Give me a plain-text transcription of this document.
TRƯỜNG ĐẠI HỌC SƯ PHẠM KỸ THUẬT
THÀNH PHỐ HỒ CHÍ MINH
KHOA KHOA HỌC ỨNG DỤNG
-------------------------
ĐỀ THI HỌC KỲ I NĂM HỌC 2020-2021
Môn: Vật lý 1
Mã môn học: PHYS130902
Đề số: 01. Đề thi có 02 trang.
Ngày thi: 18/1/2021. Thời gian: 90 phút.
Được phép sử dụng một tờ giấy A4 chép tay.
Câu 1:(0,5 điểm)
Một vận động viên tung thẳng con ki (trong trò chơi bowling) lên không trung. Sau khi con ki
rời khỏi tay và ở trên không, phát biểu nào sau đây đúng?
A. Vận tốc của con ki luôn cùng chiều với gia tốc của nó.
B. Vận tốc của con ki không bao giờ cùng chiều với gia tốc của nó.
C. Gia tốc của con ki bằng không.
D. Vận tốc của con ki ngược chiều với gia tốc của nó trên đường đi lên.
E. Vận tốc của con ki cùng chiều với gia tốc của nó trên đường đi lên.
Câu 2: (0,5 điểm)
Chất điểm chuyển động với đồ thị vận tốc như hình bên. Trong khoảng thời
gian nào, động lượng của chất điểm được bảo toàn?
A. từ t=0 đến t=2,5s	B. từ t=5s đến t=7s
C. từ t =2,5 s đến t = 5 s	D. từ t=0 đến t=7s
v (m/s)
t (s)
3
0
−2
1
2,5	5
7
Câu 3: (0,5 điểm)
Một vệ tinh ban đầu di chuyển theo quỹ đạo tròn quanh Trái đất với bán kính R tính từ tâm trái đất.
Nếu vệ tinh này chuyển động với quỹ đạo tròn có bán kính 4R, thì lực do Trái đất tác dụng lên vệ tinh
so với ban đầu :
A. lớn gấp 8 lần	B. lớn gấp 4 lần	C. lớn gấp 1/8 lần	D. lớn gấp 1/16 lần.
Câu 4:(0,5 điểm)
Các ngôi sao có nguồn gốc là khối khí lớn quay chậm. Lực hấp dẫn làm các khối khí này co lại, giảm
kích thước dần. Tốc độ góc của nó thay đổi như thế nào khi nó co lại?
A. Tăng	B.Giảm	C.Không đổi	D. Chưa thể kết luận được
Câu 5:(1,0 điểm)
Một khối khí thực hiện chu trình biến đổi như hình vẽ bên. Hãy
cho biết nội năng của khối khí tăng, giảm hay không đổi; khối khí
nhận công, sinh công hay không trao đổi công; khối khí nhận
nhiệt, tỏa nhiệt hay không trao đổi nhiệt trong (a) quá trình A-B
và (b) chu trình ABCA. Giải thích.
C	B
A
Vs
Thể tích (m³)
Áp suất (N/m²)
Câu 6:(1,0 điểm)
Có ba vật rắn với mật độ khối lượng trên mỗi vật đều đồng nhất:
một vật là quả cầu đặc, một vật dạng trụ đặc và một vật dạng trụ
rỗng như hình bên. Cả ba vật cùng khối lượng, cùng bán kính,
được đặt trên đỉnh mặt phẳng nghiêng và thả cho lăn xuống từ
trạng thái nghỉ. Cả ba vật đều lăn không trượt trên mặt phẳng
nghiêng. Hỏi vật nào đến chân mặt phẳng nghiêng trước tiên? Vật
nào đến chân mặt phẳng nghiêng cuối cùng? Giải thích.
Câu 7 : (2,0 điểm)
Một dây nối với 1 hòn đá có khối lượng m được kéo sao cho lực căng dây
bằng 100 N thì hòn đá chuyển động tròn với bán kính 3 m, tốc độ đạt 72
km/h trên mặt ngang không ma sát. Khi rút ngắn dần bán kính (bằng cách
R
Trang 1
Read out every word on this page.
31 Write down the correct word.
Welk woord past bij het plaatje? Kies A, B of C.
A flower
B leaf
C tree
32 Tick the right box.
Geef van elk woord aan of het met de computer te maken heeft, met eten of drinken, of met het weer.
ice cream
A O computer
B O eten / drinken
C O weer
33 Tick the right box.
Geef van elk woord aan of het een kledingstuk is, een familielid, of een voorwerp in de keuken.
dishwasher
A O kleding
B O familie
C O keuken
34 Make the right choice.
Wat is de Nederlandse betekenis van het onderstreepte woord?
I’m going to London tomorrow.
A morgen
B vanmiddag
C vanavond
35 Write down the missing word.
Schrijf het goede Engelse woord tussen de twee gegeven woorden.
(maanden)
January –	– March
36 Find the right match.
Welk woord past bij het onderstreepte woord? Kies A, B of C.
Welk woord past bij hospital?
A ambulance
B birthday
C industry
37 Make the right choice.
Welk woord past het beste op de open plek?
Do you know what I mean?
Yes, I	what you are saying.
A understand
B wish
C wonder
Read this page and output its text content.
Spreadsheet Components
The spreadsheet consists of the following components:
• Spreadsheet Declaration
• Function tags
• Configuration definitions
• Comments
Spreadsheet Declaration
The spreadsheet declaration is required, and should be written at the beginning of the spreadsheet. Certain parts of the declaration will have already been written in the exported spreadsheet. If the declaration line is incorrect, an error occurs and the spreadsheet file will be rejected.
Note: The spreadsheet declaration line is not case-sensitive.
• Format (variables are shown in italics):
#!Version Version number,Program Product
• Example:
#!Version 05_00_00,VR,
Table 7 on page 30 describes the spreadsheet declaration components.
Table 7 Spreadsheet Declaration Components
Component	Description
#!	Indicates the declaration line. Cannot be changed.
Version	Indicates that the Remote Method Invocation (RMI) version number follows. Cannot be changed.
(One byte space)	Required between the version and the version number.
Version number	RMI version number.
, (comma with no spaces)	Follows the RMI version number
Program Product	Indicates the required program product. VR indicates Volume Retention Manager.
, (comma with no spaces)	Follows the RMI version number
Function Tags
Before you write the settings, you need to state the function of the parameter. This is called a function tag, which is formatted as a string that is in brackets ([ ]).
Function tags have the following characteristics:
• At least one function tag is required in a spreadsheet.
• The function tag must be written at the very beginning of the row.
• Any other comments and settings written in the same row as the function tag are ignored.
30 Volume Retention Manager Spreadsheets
__________
**SET EXERCISE:**
Would you reproduce all the entries exactly?

**EXERCISE SOLUTION:**
Give me a plain-text transcription of this document.
TRƯỜNG ĐẠI HỌC SƯ PHẠM KỸ THUẬT
THÀNH PHỐ HỒ CHÍ MINH
KHOA KHOA HỌC ỨNG DỤNG
-------------------------
ĐỀ THI HỌC KỲ I NĂM HỌC 2020-2021
Môn: Vật lý 1
Mã môn học: PHYS130902
Đề số: 01. Đề thi có 02 trang.
Ngày thi: 18/1/2021. Thời gian: 90 phút.
Được phép sử dụng một tờ giấy A4 chép tay.
Câu 1:(0,5 điểm)
Một vận động viên tung thẳng con ki (trong trò chơi bowling) lên không trung. Sau khi con ki
rời khỏi tay và ở trên không, phát biểu nào sau đây đúng?
A. Vận tốc của con ki luôn cùng chiều với gia tốc của nó.
B. Vận tốc của con ki không bao giờ cùng chiều với gia tốc của nó.
C. Gia tốc của con ki bằng không.
D. Vận tốc của con ki ngược chiều với gia tốc của nó trên đường đi lên.
E. Vận tốc của con ki cùng chiều với gia tốc của nó trên đường đi lên.
Câu 2: (0,5 điểm)
Chất điểm chuyển động với đồ thị vận tốc như hình bên. Trong khoảng thời
gian nào, động lượng của chất điểm được bảo toàn?
A. từ t=0 đến t=2,5s	B. từ t=5s đến t=7s
C. từ t =2,5 s đến t = 5 s	D. từ t=0 đến t=7s
v (m/s)
t (s)
3
0
−2
1
2,5	5
7
Câu 3: (0,5 điểm)
Một vệ tinh ban đầu di chuyển theo quỹ đạo tròn quanh Trái đất với bán kính R tính từ tâm trái đất.
Nếu vệ tinh này chuyển động với quỹ đạo tròn có bán kính 4R, thì lực do Trái đất tác dụng lên vệ tinh
so với ban đầu :
A. lớn gấp 8 lần	B. lớn gấp 4 lần	C. lớn gấp 1/8 lần	D. lớn gấp 1/16 lần.
Câu 4:(0,5 điểm)
Các ngôi sao có nguồn gốc là khối khí lớn quay chậm. Lực hấp dẫn làm các khối khí này co lại, giảm
kích thước dần. Tốc độ góc của nó thay đổi như thế nào khi nó co lại?
A. Tăng	B.Giảm	C.Không đổi	D. Chưa thể kết luận được
Câu 5:(1,0 điểm)
Một khối khí thực hiện chu trình biến đổi như hình vẽ bên. Hãy
cho biết nội năng của khối khí tăng, giảm hay không đổi; khối khí
nhận công, sinh công hay không trao đổi công; khối khí nhận
nhiệt, tỏa nhiệt hay không trao đổi nhiệt trong (a) quá trình A-B
và (b) chu trình ABCA. Giải thích.
C	B
A
Vs
Thể tích (m³)
Áp suất (N/m²)
Câu 6:(1,0 điểm)
Có ba vật rắn với mật độ khối lượng trên mỗi vật đều đồng nhất:
một vật là quả cầu đặc, một vật dạng trụ đặc và một vật dạng trụ
rỗng như hình bên. Cả ba vật cùng khối lượng, cùng bán kính,
được đặt trên đỉnh mặt phẳng nghiêng và thả cho lăn xuống từ
trạng thái nghỉ. Cả ba vật đều lăn không trượt trên mặt phẳng
nghiêng. Hỏi vật nào đến chân mặt phẳng nghiêng trước tiên? Vật
nào đến chân mặt phẳng nghiêng cuối cùng? Giải thích.
Câu 7 : (2,0 điểm)
Một dây nối với 1 hòn đá có khối lượng m được kéo sao cho lực căng dây
bằng 100 N thì hòn đá chuyển động tròn với bán kính 3 m, tốc độ đạt 72
km/h trên mặt ngang không ma sát. Khi rút ngắn dần bán kính (bằng cách
R
Trang 1
Read out every word on this page.
31 Write down the correct word.
Welk woord past bij het plaatje? Kies A, B of C.
A flower
B leaf
C tree
32 Tick the right box.
Geef van elk woord aan of het met de computer te maken heeft, met eten of drinken, of met het weer.
ice cream
A O computer
B O eten / drinken
C O weer
33 Tick the right box.
Geef van elk woord aan of het een kledingstuk is, een familielid, of een voorwerp in de keuken.
dishwasher
A O kleding
B O familie
C O keuken
34 Make the right choice.
Wat is de Nederlandse betekenis van het onderstreepte woord?
I’m going to London tomorrow.
A morgen
B vanmiddag
C vanavond
35 Write down the missing word.
Schrijf het goede Engelse woord tussen de twee gegeven woorden.
(maanden)
January –	– March
36 Find the right match.
Welk woord past bij het onderstreepte woord? Kies A, B of C.
Welk woord past bij hospital?
A ambulance
B birthday
C industry
37 Make the right choice.
Welk woord past het beste op de open plek?
Do you know what I mean?
Yes, I	what you are saying.
A understand
B wish
C wonder
Read this page and output its text content.
Spreadsheet Components
The spreadsheet consists of the following components:
• Spreadsheet Declaration
• Function tags
• Configuration definitions
• Comments
Spreadsheet Declaration
The spreadsheet declaration is required, and should be written at the beginning of the spreadsheet. Certain parts of the declaration will have already been written in the exported spreadsheet. If the declaration line is incorrect, an error occurs and the spreadsheet file will be rejected.
Note: The spreadsheet declaration line is not case-sensitive.
• Format (variables are shown in italics):
#!Version Version number,Program Product
• Example:
#!Version 05_00_00,VR,
Table 7 on page 30 describes the spreadsheet declaration components.
Table 7 Spreadsheet Declaration Components
Component	Description
#!	Indicates the declaration line. Cannot be changed.
Version	Indicates that the Remote Method Invocation (RMI) version number follows. Cannot be changed.
(One byte space)	Required between the version and the version number.
Version number	RMI version number.
, (comma with no spaces)	Follows the RMI version number
Program Product	Indicates the required program product. VR indicates Volume Retention Manager.
, (comma with no spaces)	Follows the RMI version number
Function Tags
Before you write the settings, you need to state the function of the parameter. This is called a function tag, which is formatted as a string that is in brackets ([ ]).
Function tags have the following characteristics:
• At least one function tag is required in a spreadsheet.
• The function tag must be written at the very beginning of the row.
• Any other comments and settings written in the same row as the function tag are ignored.
30 Volume Retention Manager Spreadsheets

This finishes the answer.